■ Exercise directions ■
Filter the entries below, keeping only lines with the word "acid".

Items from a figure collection
.....
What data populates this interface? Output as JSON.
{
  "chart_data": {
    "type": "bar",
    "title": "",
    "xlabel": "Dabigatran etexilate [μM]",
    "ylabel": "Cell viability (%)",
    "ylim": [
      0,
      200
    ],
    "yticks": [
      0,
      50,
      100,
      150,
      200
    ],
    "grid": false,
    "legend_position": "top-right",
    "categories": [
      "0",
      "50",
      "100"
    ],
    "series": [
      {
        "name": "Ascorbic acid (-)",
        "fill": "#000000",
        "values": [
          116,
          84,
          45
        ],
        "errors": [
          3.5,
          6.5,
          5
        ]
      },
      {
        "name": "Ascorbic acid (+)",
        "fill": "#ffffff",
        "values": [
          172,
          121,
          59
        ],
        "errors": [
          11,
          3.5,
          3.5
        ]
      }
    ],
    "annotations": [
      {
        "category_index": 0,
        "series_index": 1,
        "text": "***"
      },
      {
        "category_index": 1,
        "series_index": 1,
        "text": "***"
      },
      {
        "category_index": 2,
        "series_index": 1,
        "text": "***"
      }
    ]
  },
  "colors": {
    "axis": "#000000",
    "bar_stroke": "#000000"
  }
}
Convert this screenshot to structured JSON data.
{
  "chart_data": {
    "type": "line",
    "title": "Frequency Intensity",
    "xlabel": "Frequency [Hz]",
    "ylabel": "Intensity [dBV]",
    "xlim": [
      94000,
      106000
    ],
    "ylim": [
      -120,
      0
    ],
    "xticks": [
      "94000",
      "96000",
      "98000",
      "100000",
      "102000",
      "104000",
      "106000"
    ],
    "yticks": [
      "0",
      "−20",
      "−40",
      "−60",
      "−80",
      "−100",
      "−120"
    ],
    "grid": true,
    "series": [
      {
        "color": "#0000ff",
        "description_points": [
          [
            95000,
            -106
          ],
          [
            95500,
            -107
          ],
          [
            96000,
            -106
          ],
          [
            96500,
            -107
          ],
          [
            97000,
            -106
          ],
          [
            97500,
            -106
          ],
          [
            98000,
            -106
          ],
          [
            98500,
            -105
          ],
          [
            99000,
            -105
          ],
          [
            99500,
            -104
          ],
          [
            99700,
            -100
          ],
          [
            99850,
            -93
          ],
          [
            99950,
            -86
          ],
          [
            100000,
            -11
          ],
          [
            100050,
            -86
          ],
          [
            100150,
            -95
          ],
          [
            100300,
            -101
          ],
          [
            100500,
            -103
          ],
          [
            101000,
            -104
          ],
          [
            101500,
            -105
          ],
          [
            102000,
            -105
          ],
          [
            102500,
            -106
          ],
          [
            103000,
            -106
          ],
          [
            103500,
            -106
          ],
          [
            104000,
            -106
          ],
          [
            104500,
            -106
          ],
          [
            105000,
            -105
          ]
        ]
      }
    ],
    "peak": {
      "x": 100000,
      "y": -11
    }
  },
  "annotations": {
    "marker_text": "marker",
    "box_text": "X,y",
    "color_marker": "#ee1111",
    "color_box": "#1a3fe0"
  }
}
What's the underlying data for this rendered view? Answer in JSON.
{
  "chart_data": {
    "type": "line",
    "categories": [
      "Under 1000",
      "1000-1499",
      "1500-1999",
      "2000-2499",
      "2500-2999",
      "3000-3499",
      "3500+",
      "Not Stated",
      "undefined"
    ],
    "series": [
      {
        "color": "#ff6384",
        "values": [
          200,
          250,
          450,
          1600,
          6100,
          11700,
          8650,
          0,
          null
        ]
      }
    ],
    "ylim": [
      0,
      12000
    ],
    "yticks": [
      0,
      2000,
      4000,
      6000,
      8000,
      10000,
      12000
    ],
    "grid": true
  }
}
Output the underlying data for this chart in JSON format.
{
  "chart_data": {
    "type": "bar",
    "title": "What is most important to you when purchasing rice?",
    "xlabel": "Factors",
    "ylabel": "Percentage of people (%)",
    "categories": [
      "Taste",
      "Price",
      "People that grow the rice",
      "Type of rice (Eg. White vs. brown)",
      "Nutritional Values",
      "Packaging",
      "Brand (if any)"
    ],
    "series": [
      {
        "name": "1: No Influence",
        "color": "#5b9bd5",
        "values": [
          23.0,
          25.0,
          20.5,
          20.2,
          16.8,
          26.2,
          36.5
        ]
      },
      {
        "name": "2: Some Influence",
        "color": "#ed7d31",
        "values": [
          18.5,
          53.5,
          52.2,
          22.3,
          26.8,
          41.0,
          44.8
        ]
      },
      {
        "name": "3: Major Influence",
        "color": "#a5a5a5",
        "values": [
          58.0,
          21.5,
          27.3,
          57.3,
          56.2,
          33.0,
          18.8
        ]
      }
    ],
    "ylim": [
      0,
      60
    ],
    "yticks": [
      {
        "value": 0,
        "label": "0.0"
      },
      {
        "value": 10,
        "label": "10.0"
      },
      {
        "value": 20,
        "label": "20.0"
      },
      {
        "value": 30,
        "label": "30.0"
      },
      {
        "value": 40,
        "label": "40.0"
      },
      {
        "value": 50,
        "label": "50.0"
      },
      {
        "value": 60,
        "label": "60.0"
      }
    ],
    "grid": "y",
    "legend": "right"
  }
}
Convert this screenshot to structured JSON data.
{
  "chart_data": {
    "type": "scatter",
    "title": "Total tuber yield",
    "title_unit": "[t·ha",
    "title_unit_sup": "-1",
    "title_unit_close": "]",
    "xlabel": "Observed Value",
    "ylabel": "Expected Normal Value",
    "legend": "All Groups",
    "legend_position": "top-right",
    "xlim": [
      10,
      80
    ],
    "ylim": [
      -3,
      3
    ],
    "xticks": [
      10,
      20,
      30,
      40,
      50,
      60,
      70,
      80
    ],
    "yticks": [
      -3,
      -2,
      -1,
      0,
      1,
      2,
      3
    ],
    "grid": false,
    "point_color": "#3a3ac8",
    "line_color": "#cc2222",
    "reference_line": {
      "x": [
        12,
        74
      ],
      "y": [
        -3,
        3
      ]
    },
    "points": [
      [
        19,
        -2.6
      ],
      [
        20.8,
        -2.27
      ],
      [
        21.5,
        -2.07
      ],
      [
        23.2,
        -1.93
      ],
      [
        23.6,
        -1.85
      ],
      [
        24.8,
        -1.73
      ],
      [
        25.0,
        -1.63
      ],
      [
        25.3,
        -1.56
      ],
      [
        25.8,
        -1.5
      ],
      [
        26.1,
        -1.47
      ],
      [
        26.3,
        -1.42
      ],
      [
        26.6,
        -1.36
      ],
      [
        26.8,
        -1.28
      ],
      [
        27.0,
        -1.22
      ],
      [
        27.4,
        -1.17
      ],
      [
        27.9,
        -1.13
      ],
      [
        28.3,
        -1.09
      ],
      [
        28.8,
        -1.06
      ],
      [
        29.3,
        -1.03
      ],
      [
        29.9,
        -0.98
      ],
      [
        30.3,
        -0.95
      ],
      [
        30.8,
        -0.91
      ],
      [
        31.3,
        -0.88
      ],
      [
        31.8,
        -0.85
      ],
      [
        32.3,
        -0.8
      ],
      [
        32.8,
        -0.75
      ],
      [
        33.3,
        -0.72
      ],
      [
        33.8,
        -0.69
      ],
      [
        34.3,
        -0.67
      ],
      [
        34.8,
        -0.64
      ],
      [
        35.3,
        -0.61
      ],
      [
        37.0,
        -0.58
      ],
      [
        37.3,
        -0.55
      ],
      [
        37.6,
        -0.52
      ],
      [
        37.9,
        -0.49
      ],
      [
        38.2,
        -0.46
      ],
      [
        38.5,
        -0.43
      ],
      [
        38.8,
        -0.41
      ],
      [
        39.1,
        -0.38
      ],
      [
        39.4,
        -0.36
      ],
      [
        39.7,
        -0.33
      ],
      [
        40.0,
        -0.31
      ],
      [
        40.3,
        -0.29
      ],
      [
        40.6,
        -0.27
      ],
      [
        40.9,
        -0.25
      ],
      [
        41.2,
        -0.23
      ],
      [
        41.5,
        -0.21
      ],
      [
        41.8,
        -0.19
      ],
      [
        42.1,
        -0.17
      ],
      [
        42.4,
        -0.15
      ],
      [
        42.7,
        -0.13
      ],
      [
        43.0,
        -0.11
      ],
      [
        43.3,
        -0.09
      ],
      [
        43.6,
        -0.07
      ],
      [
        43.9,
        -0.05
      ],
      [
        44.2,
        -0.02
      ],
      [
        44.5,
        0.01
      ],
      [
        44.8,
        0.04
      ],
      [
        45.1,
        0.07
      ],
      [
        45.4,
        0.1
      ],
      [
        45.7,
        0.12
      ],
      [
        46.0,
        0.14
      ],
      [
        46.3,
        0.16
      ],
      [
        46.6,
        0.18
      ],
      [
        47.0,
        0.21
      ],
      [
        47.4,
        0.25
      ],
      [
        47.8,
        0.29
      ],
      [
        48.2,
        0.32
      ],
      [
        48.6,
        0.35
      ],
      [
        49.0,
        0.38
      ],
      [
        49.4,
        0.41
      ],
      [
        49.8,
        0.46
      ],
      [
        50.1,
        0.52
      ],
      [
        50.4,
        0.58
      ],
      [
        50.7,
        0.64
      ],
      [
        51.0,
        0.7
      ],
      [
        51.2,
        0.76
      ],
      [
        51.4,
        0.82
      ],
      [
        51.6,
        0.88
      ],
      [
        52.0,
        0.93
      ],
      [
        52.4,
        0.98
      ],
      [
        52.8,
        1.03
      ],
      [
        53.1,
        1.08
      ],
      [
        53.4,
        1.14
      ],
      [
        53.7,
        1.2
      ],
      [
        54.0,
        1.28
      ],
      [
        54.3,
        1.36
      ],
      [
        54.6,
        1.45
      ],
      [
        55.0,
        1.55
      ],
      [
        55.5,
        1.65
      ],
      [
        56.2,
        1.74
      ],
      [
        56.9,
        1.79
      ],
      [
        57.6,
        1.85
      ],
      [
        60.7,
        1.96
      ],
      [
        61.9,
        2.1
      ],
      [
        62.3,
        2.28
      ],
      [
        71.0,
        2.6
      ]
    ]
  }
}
.....
■ Finished task ■
        "name": "Ascorbic acid (-)",
        "name": "Ascorbic acid (+)",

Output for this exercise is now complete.